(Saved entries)
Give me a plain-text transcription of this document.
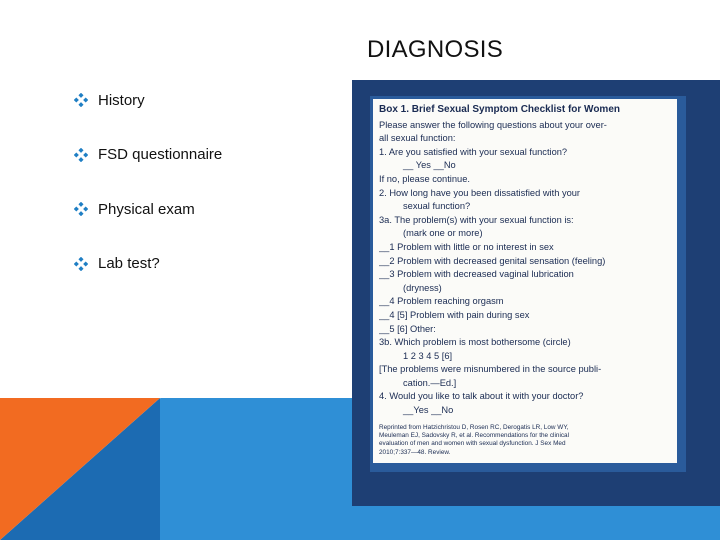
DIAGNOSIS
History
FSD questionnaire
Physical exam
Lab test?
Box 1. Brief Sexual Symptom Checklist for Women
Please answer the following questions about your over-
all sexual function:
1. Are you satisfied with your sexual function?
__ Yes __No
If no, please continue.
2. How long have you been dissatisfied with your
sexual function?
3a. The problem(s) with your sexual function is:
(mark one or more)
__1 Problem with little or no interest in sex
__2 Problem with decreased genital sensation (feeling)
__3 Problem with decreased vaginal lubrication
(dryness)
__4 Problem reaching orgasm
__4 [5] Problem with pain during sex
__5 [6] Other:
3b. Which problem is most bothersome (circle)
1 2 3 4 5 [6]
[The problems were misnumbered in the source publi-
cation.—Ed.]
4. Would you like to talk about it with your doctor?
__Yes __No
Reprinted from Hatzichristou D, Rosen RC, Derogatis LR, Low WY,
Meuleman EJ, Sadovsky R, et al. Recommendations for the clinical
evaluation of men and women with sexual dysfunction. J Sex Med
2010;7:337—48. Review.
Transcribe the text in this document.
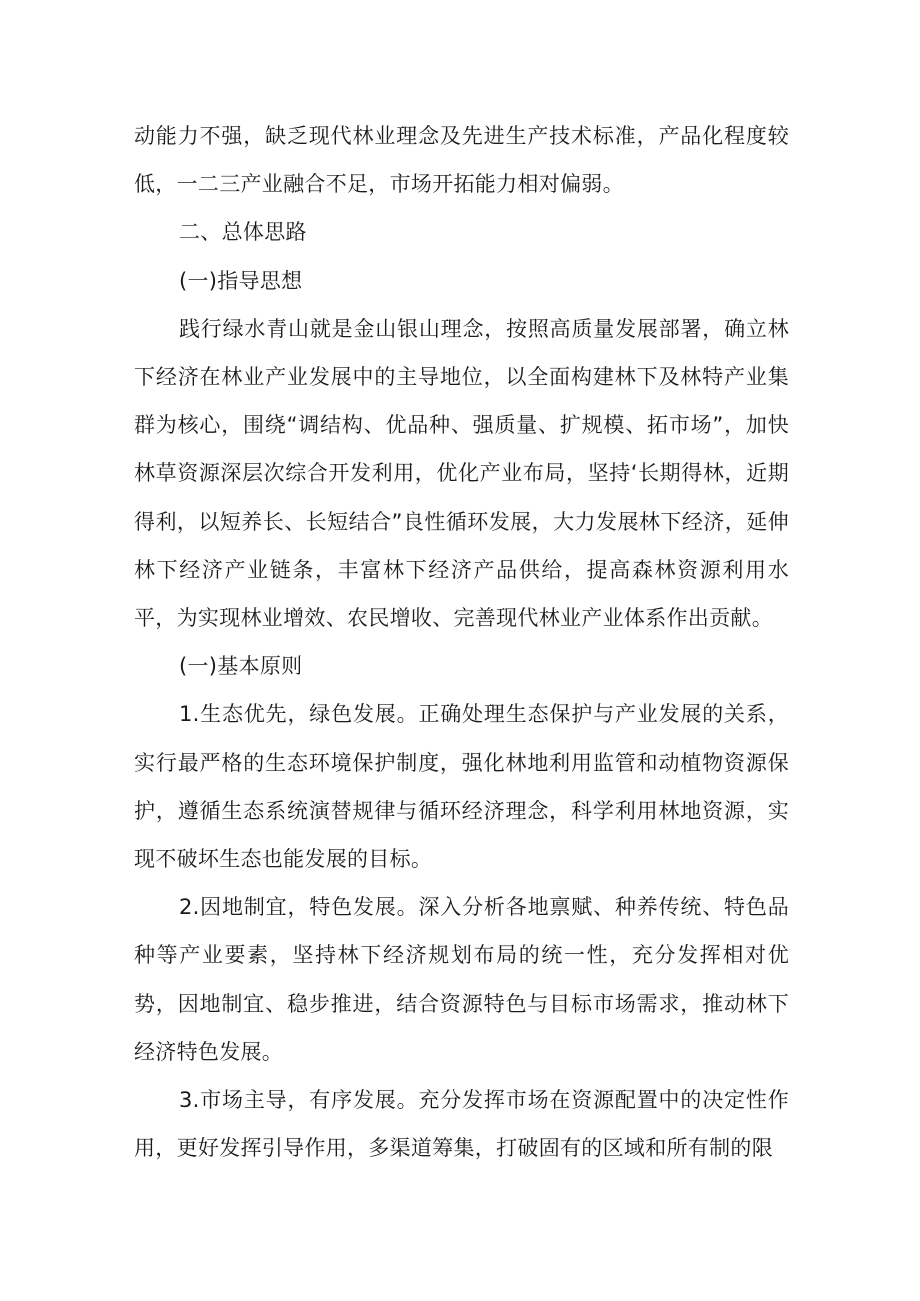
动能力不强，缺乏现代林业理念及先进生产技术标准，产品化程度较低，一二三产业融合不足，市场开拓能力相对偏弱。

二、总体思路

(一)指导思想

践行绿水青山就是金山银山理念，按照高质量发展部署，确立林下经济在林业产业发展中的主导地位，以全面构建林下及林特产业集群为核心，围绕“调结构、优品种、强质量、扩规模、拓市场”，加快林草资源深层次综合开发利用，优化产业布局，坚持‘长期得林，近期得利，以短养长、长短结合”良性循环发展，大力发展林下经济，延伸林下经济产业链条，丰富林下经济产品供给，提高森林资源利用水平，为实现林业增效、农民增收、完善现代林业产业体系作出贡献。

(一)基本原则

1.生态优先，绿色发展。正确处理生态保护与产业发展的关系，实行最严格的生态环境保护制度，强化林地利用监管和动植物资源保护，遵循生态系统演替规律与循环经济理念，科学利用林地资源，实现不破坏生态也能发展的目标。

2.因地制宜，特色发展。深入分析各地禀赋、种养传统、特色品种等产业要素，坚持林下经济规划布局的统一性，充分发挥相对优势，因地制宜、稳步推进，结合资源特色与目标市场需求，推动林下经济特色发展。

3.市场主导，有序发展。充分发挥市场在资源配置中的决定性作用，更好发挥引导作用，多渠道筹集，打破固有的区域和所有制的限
---
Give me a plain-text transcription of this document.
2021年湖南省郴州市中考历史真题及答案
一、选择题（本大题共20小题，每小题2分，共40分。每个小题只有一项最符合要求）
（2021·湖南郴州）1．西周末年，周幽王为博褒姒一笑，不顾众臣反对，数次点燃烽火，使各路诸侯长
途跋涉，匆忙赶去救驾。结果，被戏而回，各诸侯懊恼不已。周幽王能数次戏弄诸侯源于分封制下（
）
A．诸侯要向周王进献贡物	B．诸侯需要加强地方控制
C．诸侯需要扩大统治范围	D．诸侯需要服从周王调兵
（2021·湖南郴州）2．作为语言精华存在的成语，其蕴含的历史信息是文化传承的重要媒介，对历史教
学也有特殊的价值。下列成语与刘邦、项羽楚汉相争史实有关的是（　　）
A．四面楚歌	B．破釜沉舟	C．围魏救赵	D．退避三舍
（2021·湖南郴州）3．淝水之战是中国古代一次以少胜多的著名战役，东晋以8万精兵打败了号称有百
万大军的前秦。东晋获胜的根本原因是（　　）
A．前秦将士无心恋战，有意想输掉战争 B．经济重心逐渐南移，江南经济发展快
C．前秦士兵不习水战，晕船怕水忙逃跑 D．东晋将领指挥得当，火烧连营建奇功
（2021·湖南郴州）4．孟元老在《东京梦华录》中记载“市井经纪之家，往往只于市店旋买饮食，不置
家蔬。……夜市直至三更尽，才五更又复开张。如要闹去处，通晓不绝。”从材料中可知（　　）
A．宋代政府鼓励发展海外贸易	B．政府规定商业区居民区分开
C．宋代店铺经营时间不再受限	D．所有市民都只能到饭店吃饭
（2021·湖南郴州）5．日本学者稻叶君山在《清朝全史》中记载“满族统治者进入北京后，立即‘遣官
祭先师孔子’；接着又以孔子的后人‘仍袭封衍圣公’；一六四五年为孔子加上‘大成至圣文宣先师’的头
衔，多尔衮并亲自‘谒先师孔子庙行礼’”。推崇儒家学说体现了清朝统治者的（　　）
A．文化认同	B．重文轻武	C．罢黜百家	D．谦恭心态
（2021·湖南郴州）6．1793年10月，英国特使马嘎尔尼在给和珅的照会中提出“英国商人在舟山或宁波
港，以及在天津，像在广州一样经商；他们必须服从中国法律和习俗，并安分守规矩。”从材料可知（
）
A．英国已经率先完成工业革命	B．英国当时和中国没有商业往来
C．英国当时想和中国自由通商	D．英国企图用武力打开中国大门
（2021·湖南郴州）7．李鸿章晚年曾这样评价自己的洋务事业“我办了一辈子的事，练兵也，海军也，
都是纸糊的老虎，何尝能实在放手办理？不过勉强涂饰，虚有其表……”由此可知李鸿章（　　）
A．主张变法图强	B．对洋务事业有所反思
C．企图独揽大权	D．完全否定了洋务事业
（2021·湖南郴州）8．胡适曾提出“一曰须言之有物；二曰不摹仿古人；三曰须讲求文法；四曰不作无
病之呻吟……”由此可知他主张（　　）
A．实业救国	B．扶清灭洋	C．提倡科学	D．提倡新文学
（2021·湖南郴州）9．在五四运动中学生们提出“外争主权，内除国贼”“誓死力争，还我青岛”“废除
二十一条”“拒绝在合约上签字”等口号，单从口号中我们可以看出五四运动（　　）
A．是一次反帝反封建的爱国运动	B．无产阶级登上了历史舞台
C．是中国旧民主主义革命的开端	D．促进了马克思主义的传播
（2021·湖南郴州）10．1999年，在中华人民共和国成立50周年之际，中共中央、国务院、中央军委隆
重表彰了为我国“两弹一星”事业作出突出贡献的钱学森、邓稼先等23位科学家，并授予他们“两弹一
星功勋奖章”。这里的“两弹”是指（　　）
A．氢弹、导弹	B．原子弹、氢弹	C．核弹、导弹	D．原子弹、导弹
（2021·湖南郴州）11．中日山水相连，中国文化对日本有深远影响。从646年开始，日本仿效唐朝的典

* **WHAT TO DO**
Copy all lines of the listing above that contain the string "湖南郴州".

* **THE ANSWER**
（2021·湖南郴州）1．西周末年，周幽王为博褒姒一笑，不顾众臣反对，数次点燃烽火，使各路诸侯长
（2021·湖南郴州）2．作为语言精华存在的成语，其蕴含的历史信息是文化传承的重要媒介，对历史教
（2021·湖南郴州）3．淝水之战是中国古代一次以少胜多的著名战役，东晋以8万精兵打败了号称有百
（2021·湖南郴州）4．孟元老在《东京梦华录》中记载“市井经纪之家，往往只于市店旋买饮食，不置
（2021·湖南郴州）5．日本学者稻叶君山在《清朝全史》中记载“满族统治者进入北京后，立即‘遣官
（2021·湖南郴州）6．1793年10月，英国特使马嘎尔尼在给和珅的照会中提出“英国商人在舟山或宁波
（2021·湖南郴州）7．李鸿章晚年曾这样评价自己的洋务事业“我办了一辈子的事，练兵也，海军也，
（2021·湖南郴州）8．胡适曾提出“一曰须言之有物；二曰不摹仿古人；三曰须讲求文法；四曰不作无
（2021·湖南郴州）9．在五四运动中学生们提出“外争主权，内除国贼”“誓死力争，还我青岛”“废除
（2021·湖南郴州）10．1999年，在中华人民共和国成立50周年之际，中共中央、国务院、中央军委隆
（2021·湖南郴州）11．中日山水相连，中国文化对日本有深远影响。从646年开始，日本仿效唐朝的典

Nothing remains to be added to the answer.